Figure record listings
+++
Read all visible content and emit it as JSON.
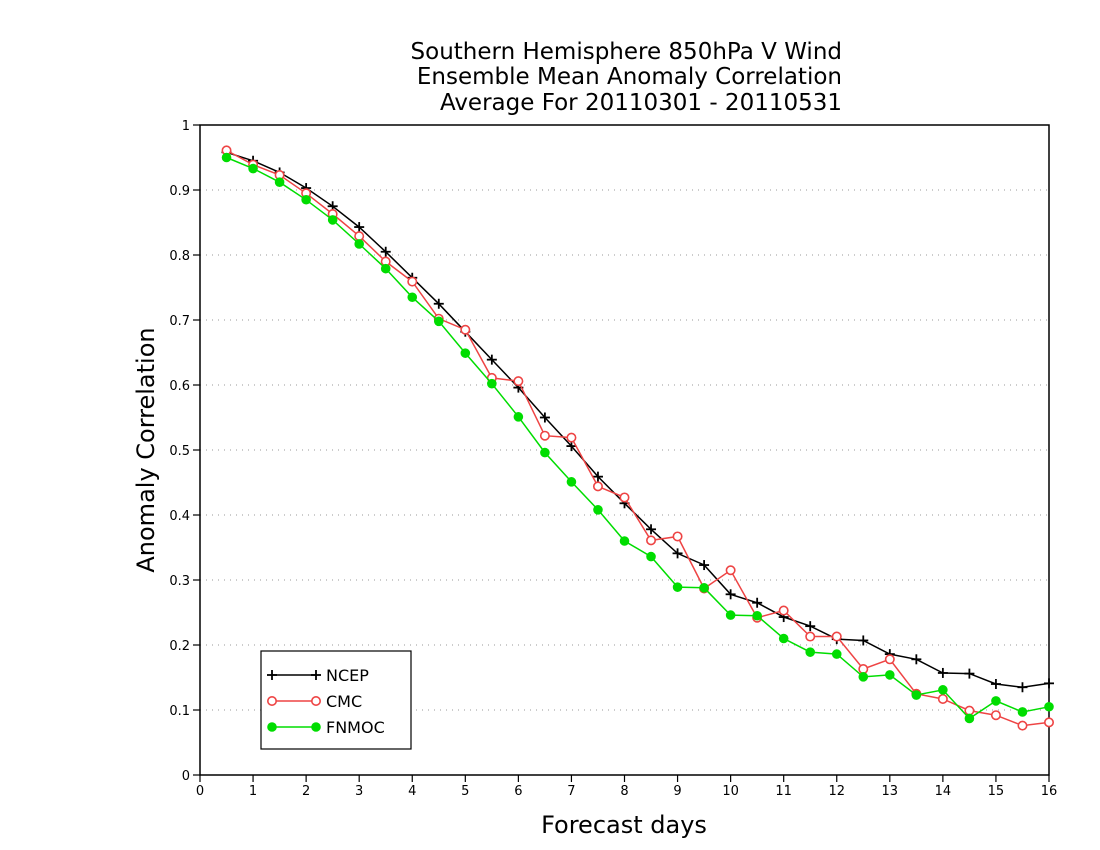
{
  "chart_data": {
    "type": "line",
    "title_lines": [
      "Southern Hemisphere 850hPa V Wind",
      "Ensemble Mean Anomaly Correlation",
      "Average For 20110301 - 20110531"
    ],
    "xlabel": "Forecast days",
    "ylabel": "Anomaly Correlation",
    "xlim": [
      0,
      16
    ],
    "ylim": [
      0,
      1
    ],
    "x_ticks": [
      "0",
      "1",
      "2",
      "3",
      "4",
      "5",
      "6",
      "7",
      "8",
      "9",
      "10",
      "11",
      "12",
      "13",
      "14",
      "15",
      "16"
    ],
    "y_ticks": [
      "0",
      "0.1",
      "0.2",
      "0.3",
      "0.4",
      "0.5",
      "0.6",
      "0.7",
      "0.8",
      "0.9",
      "1"
    ],
    "grid": "horizontal dotted",
    "legend_position": "bottom-left",
    "x": [
      0.5,
      1,
      1.5,
      2,
      2.5,
      3,
      3.5,
      4,
      4.5,
      5,
      5.5,
      6,
      6.5,
      7,
      7.5,
      8,
      8.5,
      9,
      9.5,
      10,
      10.5,
      11,
      11.5,
      12,
      12.5,
      13,
      13.5,
      14,
      14.5,
      15,
      15.5,
      16
    ],
    "series": [
      {
        "name": "NCEP",
        "color": "#000000",
        "marker": "plus",
        "values": [
          0.958,
          0.945,
          0.927,
          0.903,
          0.875,
          0.843,
          0.805,
          0.765,
          0.725,
          0.682,
          0.639,
          0.596,
          0.55,
          0.506,
          0.459,
          0.418,
          0.378,
          0.341,
          0.323,
          0.278,
          0.265,
          0.243,
          0.229,
          0.209,
          0.207,
          0.186,
          0.178,
          0.157,
          0.156,
          0.14,
          0.135,
          0.141
        ]
      },
      {
        "name": "CMC",
        "color": "#ee4444",
        "marker": "open-circle",
        "values": [
          0.961,
          0.939,
          0.923,
          0.895,
          0.863,
          0.829,
          0.79,
          0.759,
          0.702,
          0.685,
          0.611,
          0.606,
          0.522,
          0.519,
          0.444,
          0.427,
          0.361,
          0.367,
          0.287,
          0.315,
          0.242,
          0.253,
          0.213,
          0.213,
          0.163,
          0.178,
          0.125,
          0.117,
          0.099,
          0.092,
          0.076,
          0.081
        ]
      },
      {
        "name": "FNMOC",
        "color": "#00dd00",
        "marker": "filled-circle",
        "values": [
          0.95,
          0.933,
          0.912,
          0.885,
          0.854,
          0.817,
          0.779,
          0.735,
          0.698,
          0.649,
          0.602,
          0.551,
          0.496,
          0.451,
          0.408,
          0.36,
          0.336,
          0.289,
          0.288,
          0.246,
          0.245,
          0.21,
          0.189,
          0.186,
          0.151,
          0.154,
          0.123,
          0.131,
          0.087,
          0.114,
          0.097,
          0.105
        ]
      }
    ]
  }
}
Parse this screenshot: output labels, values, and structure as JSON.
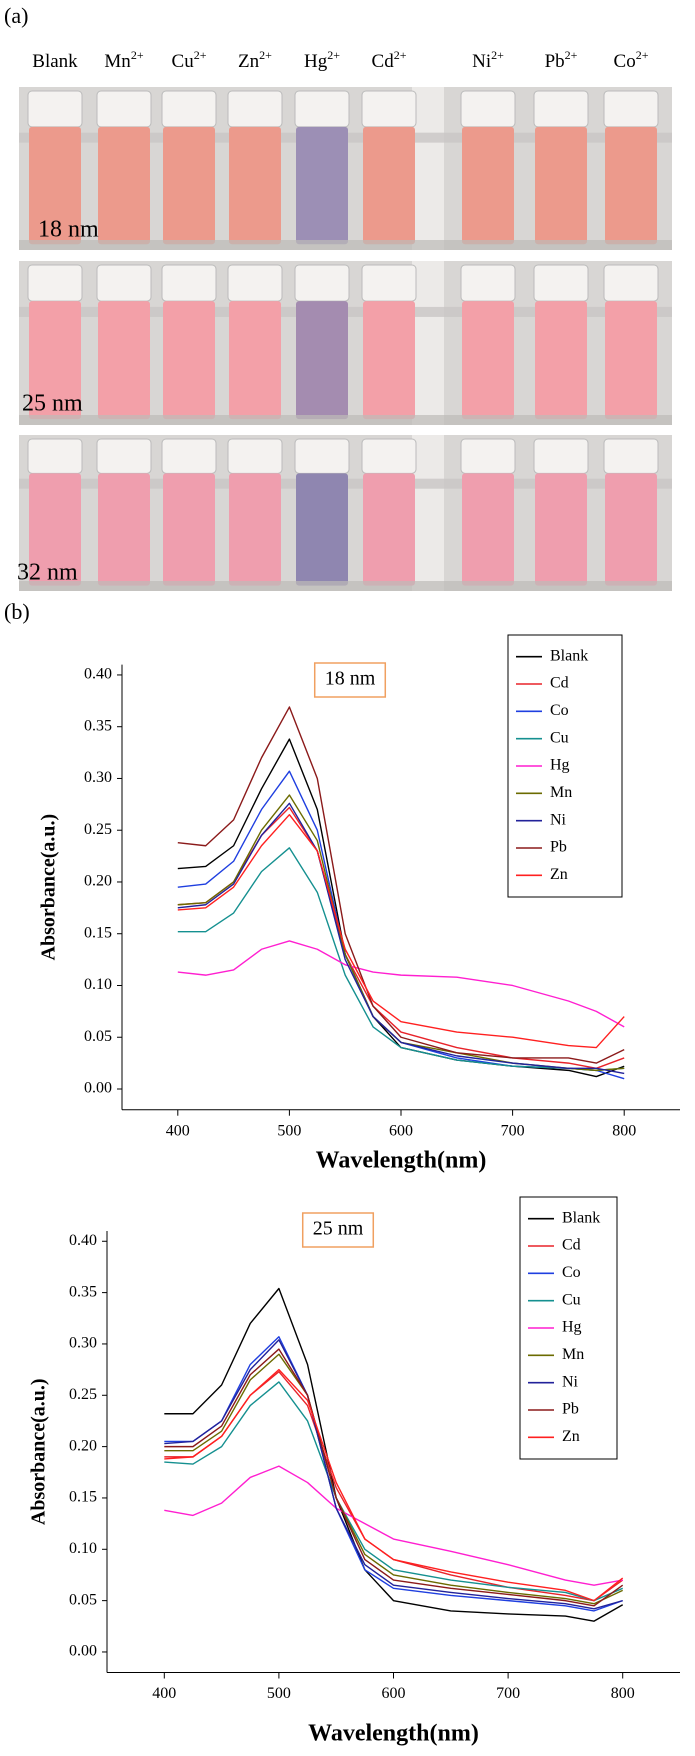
+++
▶ **YOUR GOAL**: Set the pictures aside and transcribe the data above exactly.

▶ **CORRECT RESPONSE**:
Read all visible content and emit it as JSON.
{
  "chart_data": {
    "type": "line",
    "title_lines": [
      "Southern Hemisphere 850hPa V Wind",
      "Ensemble Mean Anomaly Correlation",
      "Average For 20110301 - 20110531"
    ],
    "xlabel": "Forecast days",
    "ylabel": "Anomaly Correlation",
    "xlim": [
      0,
      16
    ],
    "ylim": [
      0,
      1
    ],
    "x_ticks": [
      "0",
      "1",
      "2",
      "3",
      "4",
      "5",
      "6",
      "7",
      "8",
      "9",
      "10",
      "11",
      "12",
      "13",
      "14",
      "15",
      "16"
    ],
    "y_ticks": [
      "0",
      "0.1",
      "0.2",
      "0.3",
      "0.4",
      "0.5",
      "0.6",
      "0.7",
      "0.8",
      "0.9",
      "1"
    ],
    "grid": "horizontal dotted",
    "legend_position": "bottom-left",
    "x": [
      0.5,
      1,
      1.5,
      2,
      2.5,
      3,
      3.5,
      4,
      4.5,
      5,
      5.5,
      6,
      6.5,
      7,
      7.5,
      8,
      8.5,
      9,
      9.5,
      10,
      10.5,
      11,
      11.5,
      12,
      12.5,
      13,
      13.5,
      14,
      14.5,
      15,
      15.5,
      16
    ],
    "series": [
      {
        "name": "NCEP",
        "color": "#000000",
        "marker": "plus",
        "values": [
          0.958,
          0.945,
          0.927,
          0.903,
          0.875,
          0.843,
          0.805,
          0.765,
          0.725,
          0.682,
          0.639,
          0.596,
          0.55,
          0.506,
          0.459,
          0.418,
          0.378,
          0.341,
          0.323,
          0.278,
          0.265,
          0.243,
          0.229,
          0.209,
          0.207,
          0.186,
          0.178,
          0.157,
          0.156,
          0.14,
          0.135,
          0.141
        ]
      },
      {
        "name": "CMC",
        "color": "#ee4444",
        "marker": "open-circle",
        "values": [
          0.961,
          0.939,
          0.923,
          0.895,
          0.863,
          0.829,
          0.79,
          0.759,
          0.702,
          0.685,
          0.611,
          0.606,
          0.522,
          0.519,
          0.444,
          0.427,
          0.361,
          0.367,
          0.287,
          0.315,
          0.242,
          0.253,
          0.213,
          0.213,
          0.163,
          0.178,
          0.125,
          0.117,
          0.099,
          0.092,
          0.076,
          0.081
        ]
      },
      {
        "name": "FNMOC",
        "color": "#00dd00",
        "marker": "filled-circle",
        "values": [
          0.95,
          0.933,
          0.912,
          0.885,
          0.854,
          0.817,
          0.779,
          0.735,
          0.698,
          0.649,
          0.602,
          0.551,
          0.496,
          0.451,
          0.408,
          0.36,
          0.336,
          0.289,
          0.288,
          0.246,
          0.245,
          0.21,
          0.189,
          0.186,
          0.151,
          0.154,
          0.123,
          0.131,
          0.087,
          0.114,
          0.097,
          0.105
        ]
      }
    ]
  }
}
Parse this screenshot: output labels, values, and structure as JSON.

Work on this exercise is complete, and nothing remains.